(begin)

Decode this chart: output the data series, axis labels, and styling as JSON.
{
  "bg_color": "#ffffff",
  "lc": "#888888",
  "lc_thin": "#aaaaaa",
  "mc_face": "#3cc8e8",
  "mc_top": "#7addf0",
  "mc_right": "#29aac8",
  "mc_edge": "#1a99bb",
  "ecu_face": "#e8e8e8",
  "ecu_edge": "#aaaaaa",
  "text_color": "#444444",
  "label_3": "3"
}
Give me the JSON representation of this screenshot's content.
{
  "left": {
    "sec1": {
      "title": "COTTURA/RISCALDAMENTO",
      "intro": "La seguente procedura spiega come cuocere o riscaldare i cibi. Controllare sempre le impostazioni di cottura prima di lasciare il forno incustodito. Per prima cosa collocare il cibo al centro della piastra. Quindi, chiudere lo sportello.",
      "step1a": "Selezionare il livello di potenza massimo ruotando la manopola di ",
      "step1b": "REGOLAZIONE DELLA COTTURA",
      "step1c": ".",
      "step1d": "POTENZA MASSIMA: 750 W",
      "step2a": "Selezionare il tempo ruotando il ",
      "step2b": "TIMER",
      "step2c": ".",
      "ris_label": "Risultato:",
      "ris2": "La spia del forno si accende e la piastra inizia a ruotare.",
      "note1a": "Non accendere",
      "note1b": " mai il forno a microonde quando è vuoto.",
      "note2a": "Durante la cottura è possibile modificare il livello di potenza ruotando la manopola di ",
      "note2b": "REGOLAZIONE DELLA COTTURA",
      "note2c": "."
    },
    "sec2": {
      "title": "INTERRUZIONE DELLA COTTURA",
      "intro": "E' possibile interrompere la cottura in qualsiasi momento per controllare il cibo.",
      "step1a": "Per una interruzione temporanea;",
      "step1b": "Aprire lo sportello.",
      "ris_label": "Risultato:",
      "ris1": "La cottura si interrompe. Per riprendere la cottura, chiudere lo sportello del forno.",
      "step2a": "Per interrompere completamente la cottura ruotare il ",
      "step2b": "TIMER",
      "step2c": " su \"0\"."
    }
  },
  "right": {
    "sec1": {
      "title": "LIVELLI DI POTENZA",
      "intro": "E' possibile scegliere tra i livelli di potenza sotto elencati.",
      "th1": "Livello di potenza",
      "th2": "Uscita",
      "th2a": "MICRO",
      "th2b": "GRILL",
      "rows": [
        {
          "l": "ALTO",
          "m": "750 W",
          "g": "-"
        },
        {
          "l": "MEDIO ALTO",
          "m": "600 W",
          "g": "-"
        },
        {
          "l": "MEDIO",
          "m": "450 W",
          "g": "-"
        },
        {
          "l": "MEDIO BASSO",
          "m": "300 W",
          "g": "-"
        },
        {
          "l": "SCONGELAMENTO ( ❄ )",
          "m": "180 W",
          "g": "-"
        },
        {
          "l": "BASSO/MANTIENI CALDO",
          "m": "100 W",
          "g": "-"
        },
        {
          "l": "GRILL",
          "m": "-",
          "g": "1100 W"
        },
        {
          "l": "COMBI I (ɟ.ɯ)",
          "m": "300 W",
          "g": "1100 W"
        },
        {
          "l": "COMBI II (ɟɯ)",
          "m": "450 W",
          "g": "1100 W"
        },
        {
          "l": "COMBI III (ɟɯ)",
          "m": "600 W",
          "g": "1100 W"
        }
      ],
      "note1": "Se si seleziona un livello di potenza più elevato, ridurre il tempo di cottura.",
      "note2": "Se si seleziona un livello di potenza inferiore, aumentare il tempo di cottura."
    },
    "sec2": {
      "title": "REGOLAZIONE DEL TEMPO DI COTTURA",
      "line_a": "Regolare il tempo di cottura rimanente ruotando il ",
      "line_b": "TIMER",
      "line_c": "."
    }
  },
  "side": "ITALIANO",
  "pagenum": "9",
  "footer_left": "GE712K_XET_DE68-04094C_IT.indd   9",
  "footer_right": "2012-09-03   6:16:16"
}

(end)

* **Exercise details**: The records above must be output exactly, in full.

* **Full response**:
Decode this chart: output the data series, axis labels, and styling as JSON.
{
  "bg_color": "#ffffff",
  "lc": "#888888",
  "lc_thin": "#aaaaaa",
  "mc_face": "#3cc8e8",
  "mc_top": "#7addf0",
  "mc_right": "#29aac8",
  "mc_edge": "#1a99bb",
  "ecu_face": "#e8e8e8",
  "ecu_edge": "#aaaaaa",
  "text_color": "#444444",
  "label_3": "3"
}
Give me the JSON representation of this screenshot's content.
{
  "left": {
    "sec1": {
      "title": "COTTURA/RISCALDAMENTO",
      "intro": "La seguente procedura spiega come cuocere o riscaldare i cibi. Controllare sempre le impostazioni di cottura prima di lasciare il forno incustodito. Per prima cosa collocare il cibo al centro della piastra. Quindi, chiudere lo sportello.",
      "step1a": "Selezionare il livello di potenza massimo ruotando la manopola di ",
      "step1b": "REGOLAZIONE DELLA COTTURA",
      "step1c": ".",
      "step1d": "POTENZA MASSIMA: 750 W",
      "step2a": "Selezionare il tempo ruotando il ",
      "step2b": "TIMER",
      "step2c": ".",
      "ris_label": "Risultato:",
      "ris2": "La spia del forno si accende e la piastra inizia a ruotare.",
      "note1a": "Non accendere",
      "note1b": " mai il forno a microonde quando è vuoto.",
      "note2a": "Durante la cottura è possibile modificare il livello di potenza ruotando la manopola di ",
      "note2b": "REGOLAZIONE DELLA COTTURA",
      "note2c": "."
    },
    "sec2": {
      "title": "INTERRUZIONE DELLA COTTURA",
      "intro": "E' possibile interrompere la cottura in qualsiasi momento per controllare il cibo.",
      "step1a": "Per una interruzione temporanea;",
      "step1b": "Aprire lo sportello.",
      "ris_label": "Risultato:",
      "ris1": "La cottura si interrompe. Per riprendere la cottura, chiudere lo sportello del forno.",
      "step2a": "Per interrompere completamente la cottura ruotare il ",
      "step2b": "TIMER",
      "step2c": " su \"0\"."
    }
  },
  "right": {
    "sec1": {
      "title": "LIVELLI DI POTENZA",
      "intro": "E' possibile scegliere tra i livelli di potenza sotto elencati.",
      "th1": "Livello di potenza",
      "th2": "Uscita",
      "th2a": "MICRO",
      "th2b": "GRILL",
      "rows": [
        {
          "l": "ALTO",
          "m": "750 W",
          "g": "-"
        },
        {
          "l": "MEDIO ALTO",
          "m": "600 W",
          "g": "-"
        },
        {
          "l": "MEDIO",
          "m": "450 W",
          "g": "-"
        },
        {
          "l": "MEDIO BASSO",
          "m": "300 W",
          "g": "-"
        },
        {
          "l": "SCONGELAMENTO ( ❄ )",
          "m": "180 W",
          "g": "-"
        },
        {
          "l": "BASSO/MANTIENI CALDO",
          "m": "100 W",
          "g": "-"
        },
        {
          "l": "GRILL",
          "m": "-",
          "g": "1100 W"
        },
        {
          "l": "COMBI I (ɟ.ɯ)",
          "m": "300 W",
          "g": "1100 W"
        },
        {
          "l": "COMBI II (ɟɯ)",
          "m": "450 W",
          "g": "1100 W"
        },
        {
          "l": "COMBI III (ɟɯ)",
          "m": "600 W",
          "g": "1100 W"
        }
      ],
      "note1": "Se si seleziona un livello di potenza più elevato, ridurre il tempo di cottura.",
      "note2": "Se si seleziona un livello di potenza inferiore, aumentare il tempo di cottura."
    },
    "sec2": {
      "title": "REGOLAZIONE DEL TEMPO DI COTTURA",
      "line_a": "Regolare il tempo di cottura rimanente ruotando il ",
      "line_b": "TIMER",
      "line_c": "."
    }
  },
  "side": "ITALIANO",
  "pagenum": "9",
  "footer_left": "GE712K_XET_DE68-04094C_IT.indd   9",
  "footer_right": "2012-09-03   6:16:16"
}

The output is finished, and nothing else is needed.